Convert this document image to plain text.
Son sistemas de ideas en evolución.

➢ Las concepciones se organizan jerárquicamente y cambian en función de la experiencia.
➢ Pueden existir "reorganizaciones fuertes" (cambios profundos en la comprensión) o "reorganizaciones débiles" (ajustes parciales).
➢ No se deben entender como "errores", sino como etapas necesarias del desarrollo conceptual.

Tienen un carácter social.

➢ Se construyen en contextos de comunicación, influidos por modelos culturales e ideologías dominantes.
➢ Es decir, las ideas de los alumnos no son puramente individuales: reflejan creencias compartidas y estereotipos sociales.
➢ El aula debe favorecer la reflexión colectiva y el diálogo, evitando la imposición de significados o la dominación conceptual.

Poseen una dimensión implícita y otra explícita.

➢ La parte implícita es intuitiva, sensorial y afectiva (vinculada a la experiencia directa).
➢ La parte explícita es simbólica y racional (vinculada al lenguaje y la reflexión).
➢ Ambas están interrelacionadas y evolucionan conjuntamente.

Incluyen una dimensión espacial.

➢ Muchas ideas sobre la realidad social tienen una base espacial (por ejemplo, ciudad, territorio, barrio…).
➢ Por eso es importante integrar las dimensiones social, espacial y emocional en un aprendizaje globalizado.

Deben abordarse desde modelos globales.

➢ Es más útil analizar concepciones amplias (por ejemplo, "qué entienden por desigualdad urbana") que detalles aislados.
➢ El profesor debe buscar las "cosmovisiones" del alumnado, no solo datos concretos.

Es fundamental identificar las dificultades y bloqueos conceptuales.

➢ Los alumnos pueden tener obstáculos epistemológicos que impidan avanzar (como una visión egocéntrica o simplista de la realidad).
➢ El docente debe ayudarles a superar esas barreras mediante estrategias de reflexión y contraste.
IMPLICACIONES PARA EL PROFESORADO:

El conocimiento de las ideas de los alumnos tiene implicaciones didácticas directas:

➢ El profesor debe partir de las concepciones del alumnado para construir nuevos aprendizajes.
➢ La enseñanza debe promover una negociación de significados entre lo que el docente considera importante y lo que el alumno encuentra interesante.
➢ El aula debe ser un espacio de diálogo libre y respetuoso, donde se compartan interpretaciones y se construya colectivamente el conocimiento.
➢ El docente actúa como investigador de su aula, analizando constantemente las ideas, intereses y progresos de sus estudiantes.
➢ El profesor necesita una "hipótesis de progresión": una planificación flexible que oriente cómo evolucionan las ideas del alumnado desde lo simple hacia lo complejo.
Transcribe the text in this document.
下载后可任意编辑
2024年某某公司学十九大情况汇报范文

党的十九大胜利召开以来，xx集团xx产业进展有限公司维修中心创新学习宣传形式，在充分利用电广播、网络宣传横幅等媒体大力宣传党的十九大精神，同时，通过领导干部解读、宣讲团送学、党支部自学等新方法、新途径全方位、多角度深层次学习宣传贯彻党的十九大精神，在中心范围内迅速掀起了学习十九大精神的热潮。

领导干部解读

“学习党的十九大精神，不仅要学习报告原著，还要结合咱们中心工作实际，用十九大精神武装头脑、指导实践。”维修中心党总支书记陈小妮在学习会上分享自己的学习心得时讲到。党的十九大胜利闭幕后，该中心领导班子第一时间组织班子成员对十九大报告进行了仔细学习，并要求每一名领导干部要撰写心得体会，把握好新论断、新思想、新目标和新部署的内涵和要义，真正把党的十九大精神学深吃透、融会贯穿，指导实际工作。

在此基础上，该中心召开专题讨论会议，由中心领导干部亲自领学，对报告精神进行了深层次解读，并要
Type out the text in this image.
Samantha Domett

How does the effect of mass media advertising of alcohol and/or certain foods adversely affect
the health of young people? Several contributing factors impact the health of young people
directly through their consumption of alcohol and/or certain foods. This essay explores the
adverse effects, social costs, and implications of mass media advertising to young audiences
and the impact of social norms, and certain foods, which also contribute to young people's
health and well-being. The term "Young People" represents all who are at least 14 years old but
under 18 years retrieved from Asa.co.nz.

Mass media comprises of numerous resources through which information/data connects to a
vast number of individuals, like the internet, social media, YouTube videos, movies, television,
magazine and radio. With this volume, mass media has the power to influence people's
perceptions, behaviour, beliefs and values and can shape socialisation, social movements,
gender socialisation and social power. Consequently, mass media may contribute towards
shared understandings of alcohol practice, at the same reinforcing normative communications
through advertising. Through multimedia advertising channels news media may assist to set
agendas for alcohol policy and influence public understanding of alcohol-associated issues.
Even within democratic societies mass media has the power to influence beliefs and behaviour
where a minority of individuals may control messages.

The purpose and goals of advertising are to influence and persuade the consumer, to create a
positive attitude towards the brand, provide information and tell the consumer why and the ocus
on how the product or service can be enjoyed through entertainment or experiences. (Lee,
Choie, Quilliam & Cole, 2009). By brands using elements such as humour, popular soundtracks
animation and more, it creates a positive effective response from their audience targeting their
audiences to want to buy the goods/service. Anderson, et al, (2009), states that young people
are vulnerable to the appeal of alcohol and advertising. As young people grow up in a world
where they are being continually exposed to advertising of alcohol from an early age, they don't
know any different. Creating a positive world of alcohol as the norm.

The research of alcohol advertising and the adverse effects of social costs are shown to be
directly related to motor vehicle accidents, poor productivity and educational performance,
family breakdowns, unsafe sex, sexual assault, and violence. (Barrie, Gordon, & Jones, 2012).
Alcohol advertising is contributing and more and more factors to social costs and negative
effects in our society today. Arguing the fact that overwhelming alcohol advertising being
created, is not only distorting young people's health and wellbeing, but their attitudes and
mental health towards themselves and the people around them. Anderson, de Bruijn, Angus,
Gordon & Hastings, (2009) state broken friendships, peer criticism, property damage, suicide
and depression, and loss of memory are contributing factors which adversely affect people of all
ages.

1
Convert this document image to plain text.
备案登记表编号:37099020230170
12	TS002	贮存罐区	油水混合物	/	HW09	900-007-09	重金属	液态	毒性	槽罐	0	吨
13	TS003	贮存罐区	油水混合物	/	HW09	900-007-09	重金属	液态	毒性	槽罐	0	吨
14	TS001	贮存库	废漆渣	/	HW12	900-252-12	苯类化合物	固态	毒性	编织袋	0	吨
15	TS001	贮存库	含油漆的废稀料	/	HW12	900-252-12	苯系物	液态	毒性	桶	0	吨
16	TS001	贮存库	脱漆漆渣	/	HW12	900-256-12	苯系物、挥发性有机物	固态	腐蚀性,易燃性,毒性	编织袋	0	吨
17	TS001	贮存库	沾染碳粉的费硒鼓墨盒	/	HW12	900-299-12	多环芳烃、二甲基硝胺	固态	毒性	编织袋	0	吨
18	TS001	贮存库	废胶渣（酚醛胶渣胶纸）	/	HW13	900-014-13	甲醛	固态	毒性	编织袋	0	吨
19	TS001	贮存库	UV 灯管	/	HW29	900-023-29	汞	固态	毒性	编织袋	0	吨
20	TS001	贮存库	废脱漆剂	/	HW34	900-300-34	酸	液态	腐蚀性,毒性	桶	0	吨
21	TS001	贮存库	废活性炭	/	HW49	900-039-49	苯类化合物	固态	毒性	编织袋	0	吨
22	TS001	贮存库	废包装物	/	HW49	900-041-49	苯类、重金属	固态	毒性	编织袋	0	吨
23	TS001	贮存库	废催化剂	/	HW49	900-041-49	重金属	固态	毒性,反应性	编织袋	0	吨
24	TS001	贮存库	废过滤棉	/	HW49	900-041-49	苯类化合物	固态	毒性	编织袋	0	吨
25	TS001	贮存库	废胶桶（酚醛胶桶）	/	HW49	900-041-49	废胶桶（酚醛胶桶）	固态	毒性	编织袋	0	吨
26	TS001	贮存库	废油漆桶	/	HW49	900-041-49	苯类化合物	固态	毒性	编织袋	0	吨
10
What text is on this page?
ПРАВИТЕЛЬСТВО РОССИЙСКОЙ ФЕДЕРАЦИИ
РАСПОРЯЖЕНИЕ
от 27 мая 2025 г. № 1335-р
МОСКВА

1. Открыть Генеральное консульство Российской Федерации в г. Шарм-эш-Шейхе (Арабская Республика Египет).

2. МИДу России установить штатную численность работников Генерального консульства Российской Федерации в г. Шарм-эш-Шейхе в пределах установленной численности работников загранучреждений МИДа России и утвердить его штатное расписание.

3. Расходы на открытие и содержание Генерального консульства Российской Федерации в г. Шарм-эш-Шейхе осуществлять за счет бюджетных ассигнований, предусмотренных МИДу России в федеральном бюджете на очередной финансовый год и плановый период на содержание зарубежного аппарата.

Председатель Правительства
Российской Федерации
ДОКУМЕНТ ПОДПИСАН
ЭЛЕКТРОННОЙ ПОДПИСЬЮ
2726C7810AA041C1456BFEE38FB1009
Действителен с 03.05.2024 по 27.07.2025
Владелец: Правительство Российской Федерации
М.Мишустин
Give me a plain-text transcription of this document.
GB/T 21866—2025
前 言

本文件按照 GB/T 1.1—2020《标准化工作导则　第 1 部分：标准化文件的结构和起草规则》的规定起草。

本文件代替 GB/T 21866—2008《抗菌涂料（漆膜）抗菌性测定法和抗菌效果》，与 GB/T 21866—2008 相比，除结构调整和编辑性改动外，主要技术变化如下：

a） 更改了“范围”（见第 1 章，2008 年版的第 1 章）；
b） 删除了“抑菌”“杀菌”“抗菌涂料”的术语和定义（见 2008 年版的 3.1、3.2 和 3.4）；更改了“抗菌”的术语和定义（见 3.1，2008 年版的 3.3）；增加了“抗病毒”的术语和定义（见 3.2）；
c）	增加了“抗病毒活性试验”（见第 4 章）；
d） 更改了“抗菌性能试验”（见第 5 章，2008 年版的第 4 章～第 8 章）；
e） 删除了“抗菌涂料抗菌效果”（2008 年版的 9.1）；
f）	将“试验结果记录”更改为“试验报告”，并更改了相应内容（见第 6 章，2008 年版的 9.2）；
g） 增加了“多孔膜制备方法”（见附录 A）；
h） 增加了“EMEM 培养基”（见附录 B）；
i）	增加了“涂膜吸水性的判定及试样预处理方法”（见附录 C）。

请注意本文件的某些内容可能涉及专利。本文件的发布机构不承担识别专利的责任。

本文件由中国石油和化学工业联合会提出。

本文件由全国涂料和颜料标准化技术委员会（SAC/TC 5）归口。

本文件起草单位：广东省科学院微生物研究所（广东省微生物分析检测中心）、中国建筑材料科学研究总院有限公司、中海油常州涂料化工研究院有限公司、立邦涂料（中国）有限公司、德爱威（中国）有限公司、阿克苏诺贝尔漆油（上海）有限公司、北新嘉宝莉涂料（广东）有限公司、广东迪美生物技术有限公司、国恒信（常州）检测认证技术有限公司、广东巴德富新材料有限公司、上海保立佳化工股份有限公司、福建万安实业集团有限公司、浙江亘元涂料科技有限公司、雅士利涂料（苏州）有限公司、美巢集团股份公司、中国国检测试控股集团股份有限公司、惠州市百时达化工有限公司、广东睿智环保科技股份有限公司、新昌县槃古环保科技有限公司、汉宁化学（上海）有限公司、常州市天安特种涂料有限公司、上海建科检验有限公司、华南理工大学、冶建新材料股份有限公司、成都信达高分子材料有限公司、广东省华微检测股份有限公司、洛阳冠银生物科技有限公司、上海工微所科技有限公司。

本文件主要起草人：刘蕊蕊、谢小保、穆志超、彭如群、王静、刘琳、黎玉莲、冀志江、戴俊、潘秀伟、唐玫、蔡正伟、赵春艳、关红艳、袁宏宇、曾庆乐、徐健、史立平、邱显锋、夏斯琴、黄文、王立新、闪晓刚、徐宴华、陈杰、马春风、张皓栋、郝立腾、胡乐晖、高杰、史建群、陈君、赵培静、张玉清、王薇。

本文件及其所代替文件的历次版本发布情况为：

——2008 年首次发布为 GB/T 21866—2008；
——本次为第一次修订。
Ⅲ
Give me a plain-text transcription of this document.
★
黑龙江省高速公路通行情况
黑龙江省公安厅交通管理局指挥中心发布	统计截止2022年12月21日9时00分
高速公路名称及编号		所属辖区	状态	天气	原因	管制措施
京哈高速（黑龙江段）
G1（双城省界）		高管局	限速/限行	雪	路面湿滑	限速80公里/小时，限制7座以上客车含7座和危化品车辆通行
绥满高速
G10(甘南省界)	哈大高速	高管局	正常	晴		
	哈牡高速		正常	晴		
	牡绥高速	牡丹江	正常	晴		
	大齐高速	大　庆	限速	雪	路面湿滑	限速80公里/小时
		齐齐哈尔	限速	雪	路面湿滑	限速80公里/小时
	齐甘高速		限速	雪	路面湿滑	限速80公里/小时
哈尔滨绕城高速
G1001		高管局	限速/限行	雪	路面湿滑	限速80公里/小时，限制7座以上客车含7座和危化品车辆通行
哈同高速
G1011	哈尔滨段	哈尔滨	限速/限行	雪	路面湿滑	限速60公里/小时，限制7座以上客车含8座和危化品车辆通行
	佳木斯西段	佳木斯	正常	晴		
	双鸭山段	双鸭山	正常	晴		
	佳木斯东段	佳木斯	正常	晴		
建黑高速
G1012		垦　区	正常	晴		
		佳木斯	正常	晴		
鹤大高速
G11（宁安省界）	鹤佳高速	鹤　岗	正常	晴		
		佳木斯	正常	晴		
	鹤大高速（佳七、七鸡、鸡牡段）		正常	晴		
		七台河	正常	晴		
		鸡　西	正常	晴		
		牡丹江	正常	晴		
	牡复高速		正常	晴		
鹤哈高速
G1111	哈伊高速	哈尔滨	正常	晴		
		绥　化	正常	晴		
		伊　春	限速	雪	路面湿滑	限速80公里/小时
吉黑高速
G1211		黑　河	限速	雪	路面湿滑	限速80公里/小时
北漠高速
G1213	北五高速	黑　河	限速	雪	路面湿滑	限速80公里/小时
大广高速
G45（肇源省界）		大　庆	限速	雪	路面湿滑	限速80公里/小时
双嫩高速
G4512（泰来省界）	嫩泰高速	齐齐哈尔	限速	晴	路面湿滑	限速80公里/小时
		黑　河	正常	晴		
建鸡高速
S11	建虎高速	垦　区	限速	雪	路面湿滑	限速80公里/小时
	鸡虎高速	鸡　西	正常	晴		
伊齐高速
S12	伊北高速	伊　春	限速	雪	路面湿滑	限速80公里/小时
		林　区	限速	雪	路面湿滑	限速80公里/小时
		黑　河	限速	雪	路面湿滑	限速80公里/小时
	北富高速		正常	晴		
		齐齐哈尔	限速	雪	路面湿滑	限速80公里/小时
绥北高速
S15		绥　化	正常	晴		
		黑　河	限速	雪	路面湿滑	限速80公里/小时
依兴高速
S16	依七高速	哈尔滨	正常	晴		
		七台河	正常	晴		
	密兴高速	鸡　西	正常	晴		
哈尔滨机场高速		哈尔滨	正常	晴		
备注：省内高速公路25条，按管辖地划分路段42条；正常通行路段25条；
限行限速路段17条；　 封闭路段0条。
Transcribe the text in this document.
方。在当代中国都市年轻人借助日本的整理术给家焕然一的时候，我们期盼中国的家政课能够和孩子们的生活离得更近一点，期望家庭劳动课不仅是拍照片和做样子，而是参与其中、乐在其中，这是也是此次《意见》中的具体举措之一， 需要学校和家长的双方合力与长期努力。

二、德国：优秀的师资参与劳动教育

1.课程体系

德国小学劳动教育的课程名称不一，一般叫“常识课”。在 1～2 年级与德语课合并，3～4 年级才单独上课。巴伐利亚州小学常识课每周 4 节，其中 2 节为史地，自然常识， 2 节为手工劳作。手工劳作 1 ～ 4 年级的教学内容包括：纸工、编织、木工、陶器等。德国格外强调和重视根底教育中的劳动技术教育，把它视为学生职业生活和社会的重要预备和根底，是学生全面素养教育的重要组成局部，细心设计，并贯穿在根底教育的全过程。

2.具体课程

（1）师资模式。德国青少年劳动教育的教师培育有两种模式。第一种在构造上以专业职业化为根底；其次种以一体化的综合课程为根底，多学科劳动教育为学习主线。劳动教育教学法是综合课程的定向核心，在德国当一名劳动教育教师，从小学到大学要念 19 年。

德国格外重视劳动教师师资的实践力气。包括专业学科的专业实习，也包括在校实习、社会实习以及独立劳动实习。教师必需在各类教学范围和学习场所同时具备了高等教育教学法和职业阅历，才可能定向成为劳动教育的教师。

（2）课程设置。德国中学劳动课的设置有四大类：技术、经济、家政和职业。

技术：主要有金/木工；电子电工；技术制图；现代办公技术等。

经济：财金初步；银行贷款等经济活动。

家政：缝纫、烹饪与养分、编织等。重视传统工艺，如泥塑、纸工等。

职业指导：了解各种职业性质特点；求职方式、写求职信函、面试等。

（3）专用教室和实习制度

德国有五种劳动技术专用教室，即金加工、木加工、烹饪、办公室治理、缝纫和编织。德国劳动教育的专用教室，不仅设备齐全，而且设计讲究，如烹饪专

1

━━━━━━━━

Task objective.
Extract each line holding the word "certain" from the records.

Complete answer.
How does the effect of mass media advertising of alcohol and/or certain foods adversely affect
directly through their consumption of alcohol and/or certain foods. This essay explores the
and the impact of social norms, and certain foods, which also contribute to young people's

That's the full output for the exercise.